*Written exercise*:
Could you write out the records below exactly as they appear, leaving out any pictures?
-- BEGIN --
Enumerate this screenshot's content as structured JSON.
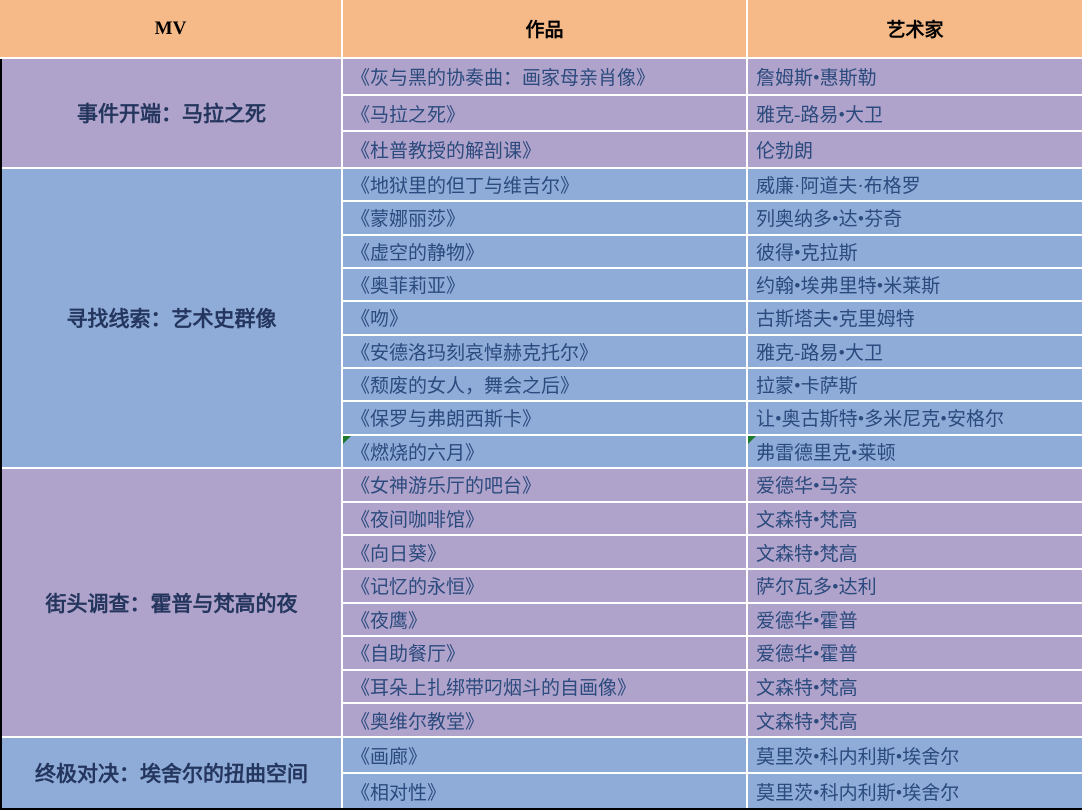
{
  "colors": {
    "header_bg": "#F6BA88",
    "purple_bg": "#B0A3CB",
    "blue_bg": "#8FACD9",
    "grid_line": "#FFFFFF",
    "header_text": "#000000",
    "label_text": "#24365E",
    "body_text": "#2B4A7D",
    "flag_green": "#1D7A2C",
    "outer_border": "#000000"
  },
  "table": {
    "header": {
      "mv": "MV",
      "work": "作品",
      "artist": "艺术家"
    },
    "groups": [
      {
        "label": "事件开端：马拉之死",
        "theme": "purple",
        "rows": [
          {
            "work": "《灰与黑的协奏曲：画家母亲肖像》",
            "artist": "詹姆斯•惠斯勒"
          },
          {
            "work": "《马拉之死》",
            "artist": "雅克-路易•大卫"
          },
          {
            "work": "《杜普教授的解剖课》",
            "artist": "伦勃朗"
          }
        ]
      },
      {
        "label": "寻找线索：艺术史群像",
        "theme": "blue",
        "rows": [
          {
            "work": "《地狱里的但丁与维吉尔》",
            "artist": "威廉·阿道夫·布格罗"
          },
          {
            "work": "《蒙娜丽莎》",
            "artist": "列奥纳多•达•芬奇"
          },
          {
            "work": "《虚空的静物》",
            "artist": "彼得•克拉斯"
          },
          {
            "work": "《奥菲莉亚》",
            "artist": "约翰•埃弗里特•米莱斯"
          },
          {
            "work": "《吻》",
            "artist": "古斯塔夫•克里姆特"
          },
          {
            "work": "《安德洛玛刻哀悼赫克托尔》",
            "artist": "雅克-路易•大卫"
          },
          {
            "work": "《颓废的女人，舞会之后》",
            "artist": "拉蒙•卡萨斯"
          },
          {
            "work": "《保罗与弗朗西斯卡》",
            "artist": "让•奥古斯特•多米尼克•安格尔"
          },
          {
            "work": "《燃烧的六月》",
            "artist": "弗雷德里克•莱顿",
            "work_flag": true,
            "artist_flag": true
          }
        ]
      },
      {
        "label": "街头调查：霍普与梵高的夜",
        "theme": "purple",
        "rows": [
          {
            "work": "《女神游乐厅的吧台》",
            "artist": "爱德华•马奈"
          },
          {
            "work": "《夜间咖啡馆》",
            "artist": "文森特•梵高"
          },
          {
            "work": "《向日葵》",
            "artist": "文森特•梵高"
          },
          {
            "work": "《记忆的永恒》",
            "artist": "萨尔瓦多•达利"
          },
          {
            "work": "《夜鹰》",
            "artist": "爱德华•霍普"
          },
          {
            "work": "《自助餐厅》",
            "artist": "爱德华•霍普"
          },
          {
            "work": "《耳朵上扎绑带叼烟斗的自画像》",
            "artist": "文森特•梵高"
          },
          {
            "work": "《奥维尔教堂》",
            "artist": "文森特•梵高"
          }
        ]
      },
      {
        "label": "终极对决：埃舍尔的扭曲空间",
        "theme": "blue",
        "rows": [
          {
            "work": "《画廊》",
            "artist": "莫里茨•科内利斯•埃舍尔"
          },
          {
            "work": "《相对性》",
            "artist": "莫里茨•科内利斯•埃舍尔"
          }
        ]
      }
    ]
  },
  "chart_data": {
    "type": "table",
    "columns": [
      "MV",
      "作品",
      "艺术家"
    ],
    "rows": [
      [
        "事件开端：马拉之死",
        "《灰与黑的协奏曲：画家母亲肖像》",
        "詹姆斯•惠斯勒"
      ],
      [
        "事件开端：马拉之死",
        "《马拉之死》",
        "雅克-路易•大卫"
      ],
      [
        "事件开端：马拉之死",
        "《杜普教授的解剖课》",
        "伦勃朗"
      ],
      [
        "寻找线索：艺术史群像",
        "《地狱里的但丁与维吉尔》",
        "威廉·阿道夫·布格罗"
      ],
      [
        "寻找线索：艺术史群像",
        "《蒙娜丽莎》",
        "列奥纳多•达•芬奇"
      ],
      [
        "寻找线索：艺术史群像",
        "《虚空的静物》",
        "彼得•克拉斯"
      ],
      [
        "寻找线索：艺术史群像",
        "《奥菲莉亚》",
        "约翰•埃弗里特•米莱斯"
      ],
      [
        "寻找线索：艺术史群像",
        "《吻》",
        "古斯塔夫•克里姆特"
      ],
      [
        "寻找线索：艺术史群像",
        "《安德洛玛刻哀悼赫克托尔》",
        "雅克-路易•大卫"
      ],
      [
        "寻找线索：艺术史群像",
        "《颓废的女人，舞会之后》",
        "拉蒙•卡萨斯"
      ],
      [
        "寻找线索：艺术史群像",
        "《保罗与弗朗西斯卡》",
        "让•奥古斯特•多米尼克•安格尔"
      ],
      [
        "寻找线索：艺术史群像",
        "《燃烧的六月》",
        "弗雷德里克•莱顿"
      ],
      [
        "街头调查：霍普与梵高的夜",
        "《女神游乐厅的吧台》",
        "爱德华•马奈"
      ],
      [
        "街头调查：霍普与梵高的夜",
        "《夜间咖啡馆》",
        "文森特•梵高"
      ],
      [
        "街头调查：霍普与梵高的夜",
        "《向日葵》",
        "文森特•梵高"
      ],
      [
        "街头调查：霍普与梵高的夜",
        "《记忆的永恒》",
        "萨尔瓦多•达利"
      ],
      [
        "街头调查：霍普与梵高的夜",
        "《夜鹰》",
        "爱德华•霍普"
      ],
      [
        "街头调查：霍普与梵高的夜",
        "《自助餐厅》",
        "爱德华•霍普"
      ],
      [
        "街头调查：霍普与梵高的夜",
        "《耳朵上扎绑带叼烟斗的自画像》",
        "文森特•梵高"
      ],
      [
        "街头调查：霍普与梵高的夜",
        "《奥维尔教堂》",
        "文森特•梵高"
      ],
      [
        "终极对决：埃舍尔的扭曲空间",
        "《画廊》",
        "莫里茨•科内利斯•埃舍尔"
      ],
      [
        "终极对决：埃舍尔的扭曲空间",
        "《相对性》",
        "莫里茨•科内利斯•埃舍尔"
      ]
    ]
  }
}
-- END --
*Result of this exercise*:
Enumerate this screenshot's content as structured JSON.
{
  "colors": {
    "header_bg": "#F6BA88",
    "purple_bg": "#B0A3CB",
    "blue_bg": "#8FACD9",
    "grid_line": "#FFFFFF",
    "header_text": "#000000",
    "label_text": "#24365E",
    "body_text": "#2B4A7D",
    "flag_green": "#1D7A2C",
    "outer_border": "#000000"
  },
  "table": {
    "header": {
      "mv": "MV",
      "work": "作品",
      "artist": "艺术家"
    },
    "groups": [
      {
        "label": "事件开端：马拉之死",
        "theme": "purple",
        "rows": [
          {
            "work": "《灰与黑的协奏曲：画家母亲肖像》",
            "artist": "詹姆斯•惠斯勒"
          },
          {
            "work": "《马拉之死》",
            "artist": "雅克-路易•大卫"
          },
          {
            "work": "《杜普教授的解剖课》",
            "artist": "伦勃朗"
          }
        ]
      },
      {
        "label": "寻找线索：艺术史群像",
        "theme": "blue",
        "rows": [
          {
            "work": "《地狱里的但丁与维吉尔》",
            "artist": "威廉·阿道夫·布格罗"
          },
          {
            "work": "《蒙娜丽莎》",
            "artist": "列奥纳多•达•芬奇"
          },
          {
            "work": "《虚空的静物》",
            "artist": "彼得•克拉斯"
          },
          {
            "work": "《奥菲莉亚》",
            "artist": "约翰•埃弗里特•米莱斯"
          },
          {
            "work": "《吻》",
            "artist": "古斯塔夫•克里姆特"
          },
          {
            "work": "《安德洛玛刻哀悼赫克托尔》",
            "artist": "雅克-路易•大卫"
          },
          {
            "work": "《颓废的女人，舞会之后》",
            "artist": "拉蒙•卡萨斯"
          },
          {
            "work": "《保罗与弗朗西斯卡》",
            "artist": "让•奥古斯特•多米尼克•安格尔"
          },
          {
            "work": "《燃烧的六月》",
            "artist": "弗雷德里克•莱顿",
            "work_flag": true,
            "artist_flag": true
          }
        ]
      },
      {
        "label": "街头调查：霍普与梵高的夜",
        "theme": "purple",
        "rows": [
          {
            "work": "《女神游乐厅的吧台》",
            "artist": "爱德华•马奈"
          },
          {
            "work": "《夜间咖啡馆》",
            "artist": "文森特•梵高"
          },
          {
            "work": "《向日葵》",
            "artist": "文森特•梵高"
          },
          {
            "work": "《记忆的永恒》",
            "artist": "萨尔瓦多•达利"
          },
          {
            "work": "《夜鹰》",
            "artist": "爱德华•霍普"
          },
          {
            "work": "《自助餐厅》",
            "artist": "爱德华•霍普"
          },
          {
            "work": "《耳朵上扎绑带叼烟斗的自画像》",
            "artist": "文森特•梵高"
          },
          {
            "work": "《奥维尔教堂》",
            "artist": "文森特•梵高"
          }
        ]
      },
      {
        "label": "终极对决：埃舍尔的扭曲空间",
        "theme": "blue",
        "rows": [
          {
            "work": "《画廊》",
            "artist": "莫里茨•科内利斯•埃舍尔"
          },
          {
            "work": "《相对性》",
            "artist": "莫里茨•科内利斯•埃舍尔"
          }
        ]
      }
    ]
  },
  "chart_data": {
    "type": "table",
    "columns": [
      "MV",
      "作品",
      "艺术家"
    ],
    "rows": [
      [
        "事件开端：马拉之死",
        "《灰与黑的协奏曲：画家母亲肖像》",
        "詹姆斯•惠斯勒"
      ],
      [
        "事件开端：马拉之死",
        "《马拉之死》",
        "雅克-路易•大卫"
      ],
      [
        "事件开端：马拉之死",
        "《杜普教授的解剖课》",
        "伦勃朗"
      ],
      [
        "寻找线索：艺术史群像",
        "《地狱里的但丁与维吉尔》",
        "威廉·阿道夫·布格罗"
      ],
      [
        "寻找线索：艺术史群像",
        "《蒙娜丽莎》",
        "列奥纳多•达•芬奇"
      ],
      [
        "寻找线索：艺术史群像",
        "《虚空的静物》",
        "彼得•克拉斯"
      ],
      [
        "寻找线索：艺术史群像",
        "《奥菲莉亚》",
        "约翰•埃弗里特•米莱斯"
      ],
      [
        "寻找线索：艺术史群像",
        "《吻》",
        "古斯塔夫•克里姆特"
      ],
      [
        "寻找线索：艺术史群像",
        "《安德洛玛刻哀悼赫克托尔》",
        "雅克-路易•大卫"
      ],
      [
        "寻找线索：艺术史群像",
        "《颓废的女人，舞会之后》",
        "拉蒙•卡萨斯"
      ],
      [
        "寻找线索：艺术史群像",
        "《保罗与弗朗西斯卡》",
        "让•奥古斯特•多米尼克•安格尔"
      ],
      [
        "寻找线索：艺术史群像",
        "《燃烧的六月》",
        "弗雷德里克•莱顿"
      ],
      [
        "街头调查：霍普与梵高的夜",
        "《女神游乐厅的吧台》",
        "爱德华•马奈"
      ],
      [
        "街头调查：霍普与梵高的夜",
        "《夜间咖啡馆》",
        "文森特•梵高"
      ],
      [
        "街头调查：霍普与梵高的夜",
        "《向日葵》",
        "文森特•梵高"
      ],
      [
        "街头调查：霍普与梵高的夜",
        "《记忆的永恒》",
        "萨尔瓦多•达利"
      ],
      [
        "街头调查：霍普与梵高的夜",
        "《夜鹰》",
        "爱德华•霍普"
      ],
      [
        "街头调查：霍普与梵高的夜",
        "《自助餐厅》",
        "爱德华•霍普"
      ],
      [
        "街头调查：霍普与梵高的夜",
        "《耳朵上扎绑带叼烟斗的自画像》",
        "文森特•梵高"
      ],
      [
        "街头调查：霍普与梵高的夜",
        "《奥维尔教堂》",
        "文森特•梵高"
      ],
      [
        "终极对决：埃舍尔的扭曲空间",
        "《画廊》",
        "莫里茨•科内利斯•埃舍尔"
      ],
      [
        "终极对决：埃舍尔的扭曲空间",
        "《相对性》",
        "莫里茨•科内利斯•埃舍尔"
      ]
    ]
  }
}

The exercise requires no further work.